──────── DATA FOR THIS TASK ────────

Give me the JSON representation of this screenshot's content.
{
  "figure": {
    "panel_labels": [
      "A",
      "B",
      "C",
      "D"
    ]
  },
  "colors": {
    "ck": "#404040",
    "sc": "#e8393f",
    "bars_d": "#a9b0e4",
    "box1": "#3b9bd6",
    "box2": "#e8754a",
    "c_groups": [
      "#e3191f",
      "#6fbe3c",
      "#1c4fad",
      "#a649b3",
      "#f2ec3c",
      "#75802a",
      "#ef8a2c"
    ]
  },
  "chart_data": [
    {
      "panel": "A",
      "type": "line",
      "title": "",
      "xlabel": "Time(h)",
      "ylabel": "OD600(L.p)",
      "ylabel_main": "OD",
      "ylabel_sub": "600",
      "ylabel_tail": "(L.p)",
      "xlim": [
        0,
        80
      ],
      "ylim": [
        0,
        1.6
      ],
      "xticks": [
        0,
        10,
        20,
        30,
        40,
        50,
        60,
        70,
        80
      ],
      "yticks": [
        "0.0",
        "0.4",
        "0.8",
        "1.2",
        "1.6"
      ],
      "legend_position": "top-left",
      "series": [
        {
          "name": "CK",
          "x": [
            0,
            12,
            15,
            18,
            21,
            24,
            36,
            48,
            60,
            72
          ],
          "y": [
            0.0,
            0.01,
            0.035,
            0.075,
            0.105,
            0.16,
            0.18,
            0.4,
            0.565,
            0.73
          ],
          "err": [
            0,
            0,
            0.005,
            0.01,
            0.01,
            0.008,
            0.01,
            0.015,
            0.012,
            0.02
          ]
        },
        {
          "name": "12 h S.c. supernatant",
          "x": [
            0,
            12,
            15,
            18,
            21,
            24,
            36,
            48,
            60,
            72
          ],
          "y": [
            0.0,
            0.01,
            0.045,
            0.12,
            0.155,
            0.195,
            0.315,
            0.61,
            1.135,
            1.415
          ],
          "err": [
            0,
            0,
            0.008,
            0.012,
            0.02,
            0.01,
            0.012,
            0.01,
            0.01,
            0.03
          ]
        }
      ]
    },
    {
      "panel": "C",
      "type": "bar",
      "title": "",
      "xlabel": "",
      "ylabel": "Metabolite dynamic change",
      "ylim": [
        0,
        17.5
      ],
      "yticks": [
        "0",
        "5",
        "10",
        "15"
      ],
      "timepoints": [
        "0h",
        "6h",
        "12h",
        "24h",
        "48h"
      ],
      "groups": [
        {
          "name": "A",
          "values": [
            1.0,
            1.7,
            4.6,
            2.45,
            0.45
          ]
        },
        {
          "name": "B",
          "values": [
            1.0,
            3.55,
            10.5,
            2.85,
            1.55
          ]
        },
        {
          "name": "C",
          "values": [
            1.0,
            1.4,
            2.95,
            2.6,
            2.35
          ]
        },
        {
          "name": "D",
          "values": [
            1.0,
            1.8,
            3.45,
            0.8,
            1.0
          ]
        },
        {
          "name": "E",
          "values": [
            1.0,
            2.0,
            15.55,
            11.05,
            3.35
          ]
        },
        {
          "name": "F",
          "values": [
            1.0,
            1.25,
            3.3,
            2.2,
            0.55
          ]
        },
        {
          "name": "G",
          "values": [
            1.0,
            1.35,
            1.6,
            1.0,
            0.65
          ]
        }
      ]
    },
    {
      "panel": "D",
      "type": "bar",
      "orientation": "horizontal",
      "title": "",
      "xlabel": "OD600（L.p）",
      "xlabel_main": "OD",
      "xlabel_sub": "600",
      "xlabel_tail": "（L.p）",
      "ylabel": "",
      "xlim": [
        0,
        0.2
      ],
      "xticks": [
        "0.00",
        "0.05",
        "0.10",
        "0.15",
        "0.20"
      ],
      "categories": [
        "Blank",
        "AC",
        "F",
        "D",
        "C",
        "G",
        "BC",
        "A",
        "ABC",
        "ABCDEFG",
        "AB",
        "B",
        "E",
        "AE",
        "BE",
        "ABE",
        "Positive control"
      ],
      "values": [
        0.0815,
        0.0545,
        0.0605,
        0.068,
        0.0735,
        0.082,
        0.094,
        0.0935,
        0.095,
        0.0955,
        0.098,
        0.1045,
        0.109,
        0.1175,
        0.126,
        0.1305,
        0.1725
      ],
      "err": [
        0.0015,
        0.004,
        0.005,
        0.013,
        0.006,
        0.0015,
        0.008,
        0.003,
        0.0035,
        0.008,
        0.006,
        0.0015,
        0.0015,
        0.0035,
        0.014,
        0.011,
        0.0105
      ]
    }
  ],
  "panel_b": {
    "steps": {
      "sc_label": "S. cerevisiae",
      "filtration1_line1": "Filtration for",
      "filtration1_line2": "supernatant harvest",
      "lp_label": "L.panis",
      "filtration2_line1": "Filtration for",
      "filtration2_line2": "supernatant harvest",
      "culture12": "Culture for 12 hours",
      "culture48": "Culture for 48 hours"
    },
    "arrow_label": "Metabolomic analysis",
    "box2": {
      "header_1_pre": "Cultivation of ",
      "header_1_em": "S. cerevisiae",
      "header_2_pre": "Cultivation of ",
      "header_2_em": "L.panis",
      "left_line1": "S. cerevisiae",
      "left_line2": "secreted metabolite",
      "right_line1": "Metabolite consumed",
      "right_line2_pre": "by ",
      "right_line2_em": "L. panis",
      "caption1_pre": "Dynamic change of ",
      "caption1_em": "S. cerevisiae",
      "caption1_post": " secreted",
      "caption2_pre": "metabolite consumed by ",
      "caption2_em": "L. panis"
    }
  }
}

────────

THE TASK:
Write out the entries above word for word.

RESULT OF THIS EXERCISE:
Give me the JSON representation of this screenshot's content.
{
  "figure": {
    "panel_labels": [
      "A",
      "B",
      "C",
      "D"
    ]
  },
  "colors": {
    "ck": "#404040",
    "sc": "#e8393f",
    "bars_d": "#a9b0e4",
    "box1": "#3b9bd6",
    "box2": "#e8754a",
    "c_groups": [
      "#e3191f",
      "#6fbe3c",
      "#1c4fad",
      "#a649b3",
      "#f2ec3c",
      "#75802a",
      "#ef8a2c"
    ]
  },
  "chart_data": [
    {
      "panel": "A",
      "type": "line",
      "title": "",
      "xlabel": "Time(h)",
      "ylabel": "OD600(L.p)",
      "ylabel_main": "OD",
      "ylabel_sub": "600",
      "ylabel_tail": "(L.p)",
      "xlim": [
        0,
        80
      ],
      "ylim": [
        0,
        1.6
      ],
      "xticks": [
        0,
        10,
        20,
        30,
        40,
        50,
        60,
        70,
        80
      ],
      "yticks": [
        "0.0",
        "0.4",
        "0.8",
        "1.2",
        "1.6"
      ],
      "legend_position": "top-left",
      "series": [
        {
          "name": "CK",
          "x": [
            0,
            12,
            15,
            18,
            21,
            24,
            36,
            48,
            60,
            72
          ],
          "y": [
            0.0,
            0.01,
            0.035,
            0.075,
            0.105,
            0.16,
            0.18,
            0.4,
            0.565,
            0.73
          ],
          "err": [
            0,
            0,
            0.005,
            0.01,
            0.01,
            0.008,
            0.01,
            0.015,
            0.012,
            0.02
          ]
        },
        {
          "name": "12 h S.c. supernatant",
          "x": [
            0,
            12,
            15,
            18,
            21,
            24,
            36,
            48,
            60,
            72
          ],
          "y": [
            0.0,
            0.01,
            0.045,
            0.12,
            0.155,
            0.195,
            0.315,
            0.61,
            1.135,
            1.415
          ],
          "err": [
            0,
            0,
            0.008,
            0.012,
            0.02,
            0.01,
            0.012,
            0.01,
            0.01,
            0.03
          ]
        }
      ]
    },
    {
      "panel": "C",
      "type": "bar",
      "title": "",
      "xlabel": "",
      "ylabel": "Metabolite dynamic change",
      "ylim": [
        0,
        17.5
      ],
      "yticks": [
        "0",
        "5",
        "10",
        "15"
      ],
      "timepoints": [
        "0h",
        "6h",
        "12h",
        "24h",
        "48h"
      ],
      "groups": [
        {
          "name": "A",
          "values": [
            1.0,
            1.7,
            4.6,
            2.45,
            0.45
          ]
        },
        {
          "name": "B",
          "values": [
            1.0,
            3.55,
            10.5,
            2.85,
            1.55
          ]
        },
        {
          "name": "C",
          "values": [
            1.0,
            1.4,
            2.95,
            2.6,
            2.35
          ]
        },
        {
          "name": "D",
          "values": [
            1.0,
            1.8,
            3.45,
            0.8,
            1.0
          ]
        },
        {
          "name": "E",
          "values": [
            1.0,
            2.0,
            15.55,
            11.05,
            3.35
          ]
        },
        {
          "name": "F",
          "values": [
            1.0,
            1.25,
            3.3,
            2.2,
            0.55
          ]
        },
        {
          "name": "G",
          "values": [
            1.0,
            1.35,
            1.6,
            1.0,
            0.65
          ]
        }
      ]
    },
    {
      "panel": "D",
      "type": "bar",
      "orientation": "horizontal",
      "title": "",
      "xlabel": "OD600（L.p）",
      "xlabel_main": "OD",
      "xlabel_sub": "600",
      "xlabel_tail": "（L.p）",
      "ylabel": "",
      "xlim": [
        0,
        0.2
      ],
      "xticks": [
        "0.00",
        "0.05",
        "0.10",
        "0.15",
        "0.20"
      ],
      "categories": [
        "Blank",
        "AC",
        "F",
        "D",
        "C",
        "G",
        "BC",
        "A",
        "ABC",
        "ABCDEFG",
        "AB",
        "B",
        "E",
        "AE",
        "BE",
        "ABE",
        "Positive control"
      ],
      "values": [
        0.0815,
        0.0545,
        0.0605,
        0.068,
        0.0735,
        0.082,
        0.094,
        0.0935,
        0.095,
        0.0955,
        0.098,
        0.1045,
        0.109,
        0.1175,
        0.126,
        0.1305,
        0.1725
      ],
      "err": [
        0.0015,
        0.004,
        0.005,
        0.013,
        0.006,
        0.0015,
        0.008,
        0.003,
        0.0035,
        0.008,
        0.006,
        0.0015,
        0.0015,
        0.0035,
        0.014,
        0.011,
        0.0105
      ]
    }
  ],
  "panel_b": {
    "steps": {
      "sc_label": "S. cerevisiae",
      "filtration1_line1": "Filtration for",
      "filtration1_line2": "supernatant harvest",
      "lp_label": "L.panis",
      "filtration2_line1": "Filtration for",
      "filtration2_line2": "supernatant harvest",
      "culture12": "Culture for 12 hours",
      "culture48": "Culture for 48 hours"
    },
    "arrow_label": "Metabolomic analysis",
    "box2": {
      "header_1_pre": "Cultivation of ",
      "header_1_em": "S. cerevisiae",
      "header_2_pre": "Cultivation of ",
      "header_2_em": "L.panis",
      "left_line1": "S. cerevisiae",
      "left_line2": "secreted metabolite",
      "right_line1": "Metabolite consumed",
      "right_line2_pre": "by ",
      "right_line2_em": "L. panis",
      "caption1_pre": "Dynamic change of ",
      "caption1_em": "S. cerevisiae",
      "caption1_post": " secreted",
      "caption2_pre": "metabolite consumed by ",
      "caption2_em": "L. panis"
    }
  }
}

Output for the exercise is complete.